• **Given exercise**:
With the pictures left out, return exactly the lines from the one containing "What's the underlying" through the end of the listing below.

::: Source data :::

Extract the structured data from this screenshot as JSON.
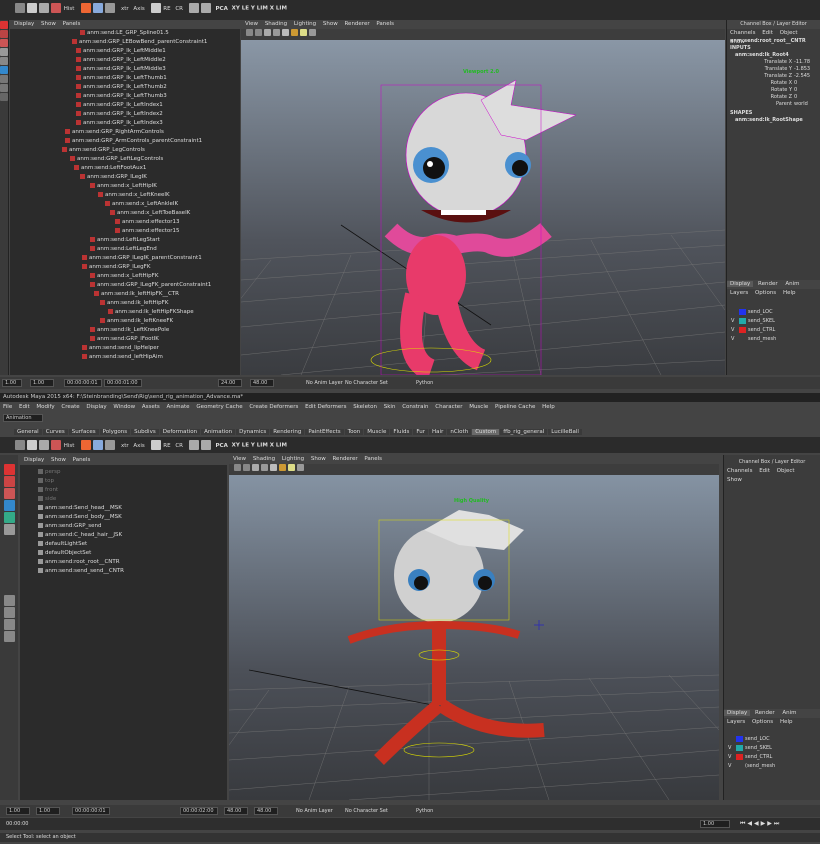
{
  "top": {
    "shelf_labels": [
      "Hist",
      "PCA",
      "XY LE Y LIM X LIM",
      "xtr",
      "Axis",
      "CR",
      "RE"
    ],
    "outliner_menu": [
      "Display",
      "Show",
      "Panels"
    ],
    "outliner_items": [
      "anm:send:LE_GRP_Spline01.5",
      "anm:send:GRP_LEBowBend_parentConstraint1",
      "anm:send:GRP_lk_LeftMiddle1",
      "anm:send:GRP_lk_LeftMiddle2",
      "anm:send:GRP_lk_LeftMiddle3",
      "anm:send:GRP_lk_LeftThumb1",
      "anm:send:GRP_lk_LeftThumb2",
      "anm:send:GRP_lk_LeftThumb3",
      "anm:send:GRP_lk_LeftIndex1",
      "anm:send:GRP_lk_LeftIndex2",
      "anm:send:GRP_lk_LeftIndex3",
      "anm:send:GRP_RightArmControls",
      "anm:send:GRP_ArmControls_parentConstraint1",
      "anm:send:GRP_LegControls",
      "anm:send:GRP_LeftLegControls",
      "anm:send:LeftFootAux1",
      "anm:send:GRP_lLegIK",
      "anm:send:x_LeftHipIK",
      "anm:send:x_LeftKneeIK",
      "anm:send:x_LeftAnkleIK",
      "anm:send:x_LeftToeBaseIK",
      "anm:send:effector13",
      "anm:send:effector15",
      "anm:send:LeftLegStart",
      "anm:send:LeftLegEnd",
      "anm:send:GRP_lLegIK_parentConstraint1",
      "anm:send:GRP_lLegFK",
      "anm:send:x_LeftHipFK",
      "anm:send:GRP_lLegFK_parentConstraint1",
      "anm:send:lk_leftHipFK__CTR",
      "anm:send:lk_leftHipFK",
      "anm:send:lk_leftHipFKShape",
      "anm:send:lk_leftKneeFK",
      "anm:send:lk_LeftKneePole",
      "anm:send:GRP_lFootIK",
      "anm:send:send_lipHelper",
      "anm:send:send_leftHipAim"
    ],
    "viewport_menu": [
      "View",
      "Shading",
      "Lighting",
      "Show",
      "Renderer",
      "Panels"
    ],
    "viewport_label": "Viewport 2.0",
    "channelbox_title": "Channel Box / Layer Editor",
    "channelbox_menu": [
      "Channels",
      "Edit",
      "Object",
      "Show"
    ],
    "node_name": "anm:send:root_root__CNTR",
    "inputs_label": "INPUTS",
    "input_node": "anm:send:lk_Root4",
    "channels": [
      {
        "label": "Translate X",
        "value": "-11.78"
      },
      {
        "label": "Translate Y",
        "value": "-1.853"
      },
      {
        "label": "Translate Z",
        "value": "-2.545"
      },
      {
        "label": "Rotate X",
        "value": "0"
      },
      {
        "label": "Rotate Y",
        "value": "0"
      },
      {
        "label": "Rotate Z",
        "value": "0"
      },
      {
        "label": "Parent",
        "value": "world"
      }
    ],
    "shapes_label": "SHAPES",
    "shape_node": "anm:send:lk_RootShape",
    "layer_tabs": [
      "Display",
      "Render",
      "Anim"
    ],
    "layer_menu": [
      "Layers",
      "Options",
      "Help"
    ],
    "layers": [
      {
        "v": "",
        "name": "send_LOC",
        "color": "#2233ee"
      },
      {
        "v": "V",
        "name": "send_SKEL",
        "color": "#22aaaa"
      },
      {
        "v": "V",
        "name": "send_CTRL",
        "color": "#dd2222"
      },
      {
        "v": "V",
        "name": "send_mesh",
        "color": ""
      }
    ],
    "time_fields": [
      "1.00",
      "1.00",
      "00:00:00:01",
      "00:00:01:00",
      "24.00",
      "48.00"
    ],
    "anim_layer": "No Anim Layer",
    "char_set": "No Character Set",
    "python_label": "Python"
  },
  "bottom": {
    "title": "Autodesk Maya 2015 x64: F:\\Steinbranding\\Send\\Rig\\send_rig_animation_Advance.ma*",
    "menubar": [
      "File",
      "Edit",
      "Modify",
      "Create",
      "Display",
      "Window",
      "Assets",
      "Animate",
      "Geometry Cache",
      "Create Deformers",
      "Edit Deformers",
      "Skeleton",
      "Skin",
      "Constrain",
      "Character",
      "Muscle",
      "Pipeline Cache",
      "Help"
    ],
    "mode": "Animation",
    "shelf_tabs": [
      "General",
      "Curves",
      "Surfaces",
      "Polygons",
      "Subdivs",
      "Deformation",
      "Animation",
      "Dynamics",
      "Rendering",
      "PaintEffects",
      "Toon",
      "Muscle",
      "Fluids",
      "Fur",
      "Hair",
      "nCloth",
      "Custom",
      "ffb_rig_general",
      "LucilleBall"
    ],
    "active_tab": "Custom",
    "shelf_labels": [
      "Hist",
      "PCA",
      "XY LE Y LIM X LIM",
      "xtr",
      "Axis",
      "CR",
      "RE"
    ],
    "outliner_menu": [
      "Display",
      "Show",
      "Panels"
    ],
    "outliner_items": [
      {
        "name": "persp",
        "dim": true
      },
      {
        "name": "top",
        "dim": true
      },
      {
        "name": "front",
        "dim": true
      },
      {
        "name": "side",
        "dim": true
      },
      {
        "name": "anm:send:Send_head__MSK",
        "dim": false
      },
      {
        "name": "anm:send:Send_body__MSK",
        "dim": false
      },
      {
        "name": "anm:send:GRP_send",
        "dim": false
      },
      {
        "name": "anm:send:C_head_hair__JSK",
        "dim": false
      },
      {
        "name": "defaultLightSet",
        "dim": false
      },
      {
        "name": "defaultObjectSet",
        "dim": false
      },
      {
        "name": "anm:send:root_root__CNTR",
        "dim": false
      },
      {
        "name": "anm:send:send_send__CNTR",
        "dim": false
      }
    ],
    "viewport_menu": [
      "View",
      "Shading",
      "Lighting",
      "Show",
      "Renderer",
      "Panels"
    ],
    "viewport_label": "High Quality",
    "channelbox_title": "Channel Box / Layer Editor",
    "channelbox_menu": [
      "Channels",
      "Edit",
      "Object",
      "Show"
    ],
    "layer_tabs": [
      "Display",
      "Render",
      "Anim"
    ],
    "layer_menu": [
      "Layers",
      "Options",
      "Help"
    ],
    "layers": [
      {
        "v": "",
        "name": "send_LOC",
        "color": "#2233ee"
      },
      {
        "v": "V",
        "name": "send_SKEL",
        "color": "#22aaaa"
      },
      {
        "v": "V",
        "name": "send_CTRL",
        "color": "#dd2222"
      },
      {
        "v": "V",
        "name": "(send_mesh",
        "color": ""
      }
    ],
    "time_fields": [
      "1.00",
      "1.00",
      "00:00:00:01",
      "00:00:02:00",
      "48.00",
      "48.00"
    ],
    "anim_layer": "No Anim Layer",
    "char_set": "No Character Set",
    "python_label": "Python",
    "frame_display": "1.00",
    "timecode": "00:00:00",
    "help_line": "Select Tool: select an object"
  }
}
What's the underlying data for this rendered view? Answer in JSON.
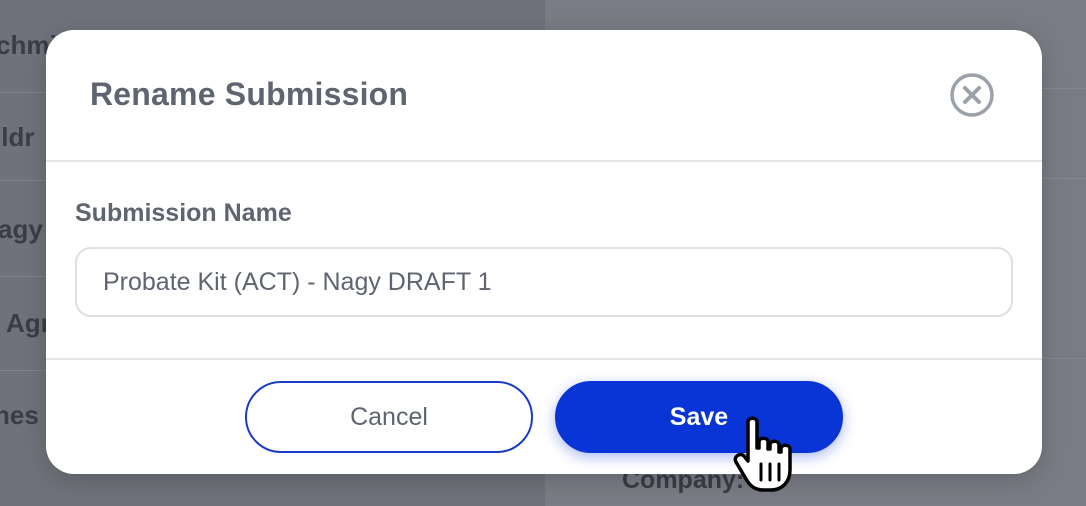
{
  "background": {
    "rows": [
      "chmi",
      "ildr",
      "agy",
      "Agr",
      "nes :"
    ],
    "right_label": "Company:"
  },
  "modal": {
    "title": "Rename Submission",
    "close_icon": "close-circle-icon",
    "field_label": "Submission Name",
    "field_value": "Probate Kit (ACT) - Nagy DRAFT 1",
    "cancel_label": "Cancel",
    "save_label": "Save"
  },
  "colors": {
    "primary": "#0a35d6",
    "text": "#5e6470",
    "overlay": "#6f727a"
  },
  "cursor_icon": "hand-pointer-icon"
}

:::

• **Reply**:
What's the underlying data for this rendered view? Answer in JSON.
{
  "background": {
    "rows": [
      "chmi",
      "ildr",
      "agy",
      "Agr",
      "nes :"
    ],
    "right_label": "Company:"
  },
  "modal": {
    "title": "Rename Submission",
    "close_icon": "close-circle-icon",
    "field_label": "Submission Name",
    "field_value": "Probate Kit (ACT) - Nagy DRAFT 1",
    "cancel_label": "Cancel",
    "save_label": "Save"
  },
  "colors": {
    "primary": "#0a35d6",
    "text": "#5e6470",
    "overlay": "#6f727a"
  },
  "cursor_icon": "hand-pointer-icon"
}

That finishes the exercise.